══ Exercise material
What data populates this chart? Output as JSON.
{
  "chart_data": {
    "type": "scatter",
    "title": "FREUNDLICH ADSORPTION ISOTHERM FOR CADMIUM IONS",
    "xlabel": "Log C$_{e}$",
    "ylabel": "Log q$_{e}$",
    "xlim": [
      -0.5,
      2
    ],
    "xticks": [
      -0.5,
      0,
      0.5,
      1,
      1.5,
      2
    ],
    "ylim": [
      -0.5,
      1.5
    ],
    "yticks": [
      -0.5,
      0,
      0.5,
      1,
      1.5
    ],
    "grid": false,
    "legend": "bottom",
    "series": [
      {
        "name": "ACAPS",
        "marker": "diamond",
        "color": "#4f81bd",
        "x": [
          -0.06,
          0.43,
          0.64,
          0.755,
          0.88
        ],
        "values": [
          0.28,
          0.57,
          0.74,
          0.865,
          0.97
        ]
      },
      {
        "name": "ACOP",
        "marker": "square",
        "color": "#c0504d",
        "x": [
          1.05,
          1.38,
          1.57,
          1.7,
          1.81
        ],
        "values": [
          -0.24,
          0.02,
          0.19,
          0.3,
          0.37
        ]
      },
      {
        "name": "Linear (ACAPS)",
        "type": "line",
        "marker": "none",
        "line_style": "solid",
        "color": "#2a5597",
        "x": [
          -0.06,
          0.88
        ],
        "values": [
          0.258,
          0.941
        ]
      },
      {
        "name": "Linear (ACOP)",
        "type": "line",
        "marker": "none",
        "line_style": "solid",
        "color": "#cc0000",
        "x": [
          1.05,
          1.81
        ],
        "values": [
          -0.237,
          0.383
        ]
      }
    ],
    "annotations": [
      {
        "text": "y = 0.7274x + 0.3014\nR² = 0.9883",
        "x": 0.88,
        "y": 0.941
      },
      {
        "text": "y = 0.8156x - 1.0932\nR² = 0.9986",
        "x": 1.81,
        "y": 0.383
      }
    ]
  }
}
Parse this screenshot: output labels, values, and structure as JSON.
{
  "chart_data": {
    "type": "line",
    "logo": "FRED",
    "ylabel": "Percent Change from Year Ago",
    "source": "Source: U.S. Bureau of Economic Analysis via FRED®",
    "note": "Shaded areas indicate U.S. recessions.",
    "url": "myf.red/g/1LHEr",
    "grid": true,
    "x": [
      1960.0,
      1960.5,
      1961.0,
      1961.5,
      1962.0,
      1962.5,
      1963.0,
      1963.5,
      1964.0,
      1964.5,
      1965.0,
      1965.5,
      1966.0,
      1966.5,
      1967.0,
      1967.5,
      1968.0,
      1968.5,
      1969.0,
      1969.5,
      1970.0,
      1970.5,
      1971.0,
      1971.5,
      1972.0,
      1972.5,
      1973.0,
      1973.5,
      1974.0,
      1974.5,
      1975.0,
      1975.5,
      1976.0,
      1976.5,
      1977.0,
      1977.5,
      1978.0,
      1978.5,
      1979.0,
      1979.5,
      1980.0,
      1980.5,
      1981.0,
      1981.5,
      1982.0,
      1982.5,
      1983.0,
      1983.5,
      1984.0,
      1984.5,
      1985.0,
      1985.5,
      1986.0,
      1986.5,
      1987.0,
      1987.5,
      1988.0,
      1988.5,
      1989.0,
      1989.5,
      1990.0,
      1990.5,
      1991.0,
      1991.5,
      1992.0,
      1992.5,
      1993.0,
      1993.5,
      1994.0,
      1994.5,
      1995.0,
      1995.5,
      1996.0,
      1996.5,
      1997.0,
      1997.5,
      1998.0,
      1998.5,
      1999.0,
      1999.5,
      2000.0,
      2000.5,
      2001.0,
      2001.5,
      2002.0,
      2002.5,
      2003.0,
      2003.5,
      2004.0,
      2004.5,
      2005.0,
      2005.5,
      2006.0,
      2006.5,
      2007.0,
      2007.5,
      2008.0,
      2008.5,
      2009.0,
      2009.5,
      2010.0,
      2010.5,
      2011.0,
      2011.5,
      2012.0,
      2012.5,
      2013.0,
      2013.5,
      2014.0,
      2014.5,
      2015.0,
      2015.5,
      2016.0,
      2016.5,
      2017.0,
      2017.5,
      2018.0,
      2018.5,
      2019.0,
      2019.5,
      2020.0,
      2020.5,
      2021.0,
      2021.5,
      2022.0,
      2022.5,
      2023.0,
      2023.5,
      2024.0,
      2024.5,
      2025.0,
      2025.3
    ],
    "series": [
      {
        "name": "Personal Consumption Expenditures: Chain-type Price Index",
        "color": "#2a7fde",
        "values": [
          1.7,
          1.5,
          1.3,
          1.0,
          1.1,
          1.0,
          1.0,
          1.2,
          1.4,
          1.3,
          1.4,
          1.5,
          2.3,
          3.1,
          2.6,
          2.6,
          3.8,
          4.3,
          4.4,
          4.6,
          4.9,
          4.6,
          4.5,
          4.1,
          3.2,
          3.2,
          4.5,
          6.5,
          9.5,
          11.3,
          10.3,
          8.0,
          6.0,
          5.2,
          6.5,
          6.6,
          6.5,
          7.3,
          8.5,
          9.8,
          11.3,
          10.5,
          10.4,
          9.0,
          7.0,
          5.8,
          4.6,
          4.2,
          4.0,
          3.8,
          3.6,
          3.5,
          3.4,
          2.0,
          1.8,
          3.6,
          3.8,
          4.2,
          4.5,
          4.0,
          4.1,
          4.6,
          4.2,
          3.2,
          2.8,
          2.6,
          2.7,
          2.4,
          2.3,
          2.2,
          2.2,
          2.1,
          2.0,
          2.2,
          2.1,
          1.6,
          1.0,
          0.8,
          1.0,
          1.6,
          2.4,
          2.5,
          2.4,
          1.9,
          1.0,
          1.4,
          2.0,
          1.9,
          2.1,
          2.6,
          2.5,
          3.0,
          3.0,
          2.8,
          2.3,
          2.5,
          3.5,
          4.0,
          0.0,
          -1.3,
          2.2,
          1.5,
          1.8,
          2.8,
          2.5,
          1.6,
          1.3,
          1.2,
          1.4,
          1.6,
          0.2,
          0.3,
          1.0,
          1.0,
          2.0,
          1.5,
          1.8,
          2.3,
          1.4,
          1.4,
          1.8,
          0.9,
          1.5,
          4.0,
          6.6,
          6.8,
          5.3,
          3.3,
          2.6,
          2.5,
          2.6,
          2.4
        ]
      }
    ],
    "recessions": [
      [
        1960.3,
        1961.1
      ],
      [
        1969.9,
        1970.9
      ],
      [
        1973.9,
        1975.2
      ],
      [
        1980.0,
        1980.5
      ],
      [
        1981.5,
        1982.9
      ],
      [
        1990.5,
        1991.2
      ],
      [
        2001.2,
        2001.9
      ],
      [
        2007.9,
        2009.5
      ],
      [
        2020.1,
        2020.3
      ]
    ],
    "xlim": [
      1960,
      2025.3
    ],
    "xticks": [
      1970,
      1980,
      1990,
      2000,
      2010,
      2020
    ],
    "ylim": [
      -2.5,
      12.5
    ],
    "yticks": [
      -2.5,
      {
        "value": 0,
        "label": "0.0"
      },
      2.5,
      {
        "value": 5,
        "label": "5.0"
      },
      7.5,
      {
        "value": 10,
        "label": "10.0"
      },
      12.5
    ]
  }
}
════
> **Task objective**
Write the data out again in full and exactly.

> **Solution for this task**
What data populates this chart? Output as JSON.
{
  "chart_data": {
    "type": "scatter",
    "title": "FREUNDLICH ADSORPTION ISOTHERM FOR CADMIUM IONS",
    "xlabel": "Log C$_{e}$",
    "ylabel": "Log q$_{e}$",
    "xlim": [
      -0.5,
      2
    ],
    "xticks": [
      -0.5,
      0,
      0.5,
      1,
      1.5,
      2
    ],
    "ylim": [
      -0.5,
      1.5
    ],
    "yticks": [
      -0.5,
      0,
      0.5,
      1,
      1.5
    ],
    "grid": false,
    "legend": "bottom",
    "series": [
      {
        "name": "ACAPS",
        "marker": "diamond",
        "color": "#4f81bd",
        "x": [
          -0.06,
          0.43,
          0.64,
          0.755,
          0.88
        ],
        "values": [
          0.28,
          0.57,
          0.74,
          0.865,
          0.97
        ]
      },
      {
        "name": "ACOP",
        "marker": "square",
        "color": "#c0504d",
        "x": [
          1.05,
          1.38,
          1.57,
          1.7,
          1.81
        ],
        "values": [
          -0.24,
          0.02,
          0.19,
          0.3,
          0.37
        ]
      },
      {
        "name": "Linear (ACAPS)",
        "type": "line",
        "marker": "none",
        "line_style": "solid",
        "color": "#2a5597",
        "x": [
          -0.06,
          0.88
        ],
        "values": [
          0.258,
          0.941
        ]
      },
      {
        "name": "Linear (ACOP)",
        "type": "line",
        "marker": "none",
        "line_style": "solid",
        "color": "#cc0000",
        "x": [
          1.05,
          1.81
        ],
        "values": [
          -0.237,
          0.383
        ]
      }
    ],
    "annotations": [
      {
        "text": "y = 0.7274x + 0.3014\nR² = 0.9883",
        "x": 0.88,
        "y": 0.941
      },
      {
        "text": "y = 0.8156x - 1.0932\nR² = 0.9986",
        "x": 1.81,
        "y": 0.383
      }
    ]
  }
}
Parse this screenshot: output labels, values, and structure as JSON.
{
  "chart_data": {
    "type": "line",
    "logo": "FRED",
    "ylabel": "Percent Change from Year Ago",
    "source": "Source: U.S. Bureau of Economic Analysis via FRED®",
    "note": "Shaded areas indicate U.S. recessions.",
    "url": "myf.red/g/1LHEr",
    "grid": true,
    "x": [
      1960.0,
      1960.5,
      1961.0,
      1961.5,
      1962.0,
      1962.5,
      1963.0,
      1963.5,
      1964.0,
      1964.5,
      1965.0,
      1965.5,
      1966.0,
      1966.5,
      1967.0,
      1967.5,
      1968.0,
      1968.5,
      1969.0,
      1969.5,
      1970.0,
      1970.5,
      1971.0,
      1971.5,
      1972.0,
      1972.5,
      1973.0,
      1973.5,
      1974.0,
      1974.5,
      1975.0,
      1975.5,
      1976.0,
      1976.5,
      1977.0,
      1977.5,
      1978.0,
      1978.5,
      1979.0,
      1979.5,
      1980.0,
      1980.5,
      1981.0,
      1981.5,
      1982.0,
      1982.5,
      1983.0,
      1983.5,
      1984.0,
      1984.5,
      1985.0,
      1985.5,
      1986.0,
      1986.5,
      1987.0,
      1987.5,
      1988.0,
      1988.5,
      1989.0,
      1989.5,
      1990.0,
      1990.5,
      1991.0,
      1991.5,
      1992.0,
      1992.5,
      1993.0,
      1993.5,
      1994.0,
      1994.5,
      1995.0,
      1995.5,
      1996.0,
      1996.5,
      1997.0,
      1997.5,
      1998.0,
      1998.5,
      1999.0,
      1999.5,
      2000.0,
      2000.5,
      2001.0,
      2001.5,
      2002.0,
      2002.5,
      2003.0,
      2003.5,
      2004.0,
      2004.5,
      2005.0,
      2005.5,
      2006.0,
      2006.5,
      2007.0,
      2007.5,
      2008.0,
      2008.5,
      2009.0,
      2009.5,
      2010.0,
      2010.5,
      2011.0,
      2011.5,
      2012.0,
      2012.5,
      2013.0,
      2013.5,
      2014.0,
      2014.5,
      2015.0,
      2015.5,
      2016.0,
      2016.5,
      2017.0,
      2017.5,
      2018.0,
      2018.5,
      2019.0,
      2019.5,
      2020.0,
      2020.5,
      2021.0,
      2021.5,
      2022.0,
      2022.5,
      2023.0,
      2023.5,
      2024.0,
      2024.5,
      2025.0,
      2025.3
    ],
    "series": [
      {
        "name": "Personal Consumption Expenditures: Chain-type Price Index",
        "color": "#2a7fde",
        "values": [
          1.7,
          1.5,
          1.3,
          1.0,
          1.1,
          1.0,
          1.0,
          1.2,
          1.4,
          1.3,
          1.4,
          1.5,
          2.3,
          3.1,
          2.6,
          2.6,
          3.8,
          4.3,
          4.4,
          4.6,
          4.9,
          4.6,
          4.5,
          4.1,
          3.2,
          3.2,
          4.5,
          6.5,
          9.5,
          11.3,
          10.3,
          8.0,
          6.0,
          5.2,
          6.5,
          6.6,
          6.5,
          7.3,
          8.5,
          9.8,
          11.3,
          10.5,
          10.4,
          9.0,
          7.0,
          5.8,
          4.6,
          4.2,
          4.0,
          3.8,
          3.6,
          3.5,
          3.4,
          2.0,
          1.8,
          3.6,
          3.8,
          4.2,
          4.5,
          4.0,
          4.1,
          4.6,
          4.2,
          3.2,
          2.8,
          2.6,
          2.7,
          2.4,
          2.3,
          2.2,
          2.2,
          2.1,
          2.0,
          2.2,
          2.1,
          1.6,
          1.0,
          0.8,
          1.0,
          1.6,
          2.4,
          2.5,
          2.4,
          1.9,
          1.0,
          1.4,
          2.0,
          1.9,
          2.1,
          2.6,
          2.5,
          3.0,
          3.0,
          2.8,
          2.3,
          2.5,
          3.5,
          4.0,
          0.0,
          -1.3,
          2.2,
          1.5,
          1.8,
          2.8,
          2.5,
          1.6,
          1.3,
          1.2,
          1.4,
          1.6,
          0.2,
          0.3,
          1.0,
          1.0,
          2.0,
          1.5,
          1.8,
          2.3,
          1.4,
          1.4,
          1.8,
          0.9,
          1.5,
          4.0,
          6.6,
          6.8,
          5.3,
          3.3,
          2.6,
          2.5,
          2.6,
          2.4
        ]
      }
    ],
    "recessions": [
      [
        1960.3,
        1961.1
      ],
      [
        1969.9,
        1970.9
      ],
      [
        1973.9,
        1975.2
      ],
      [
        1980.0,
        1980.5
      ],
      [
        1981.5,
        1982.9
      ],
      [
        1990.5,
        1991.2
      ],
      [
        2001.2,
        2001.9
      ],
      [
        2007.9,
        2009.5
      ],
      [
        2020.1,
        2020.3
      ]
    ],
    "xlim": [
      1960,
      2025.3
    ],
    "xticks": [
      1970,
      1980,
      1990,
      2000,
      2010,
      2020
    ],
    "ylim": [
      -2.5,
      12.5
    ],
    "yticks": [
      -2.5,
      {
        "value": 0,
        "label": "0.0"
      },
      2.5,
      {
        "value": 5,
        "label": "5.0"
      },
      7.5,
      {
        "value": 10,
        "label": "10.0"
      },
      12.5
    ]
  }
}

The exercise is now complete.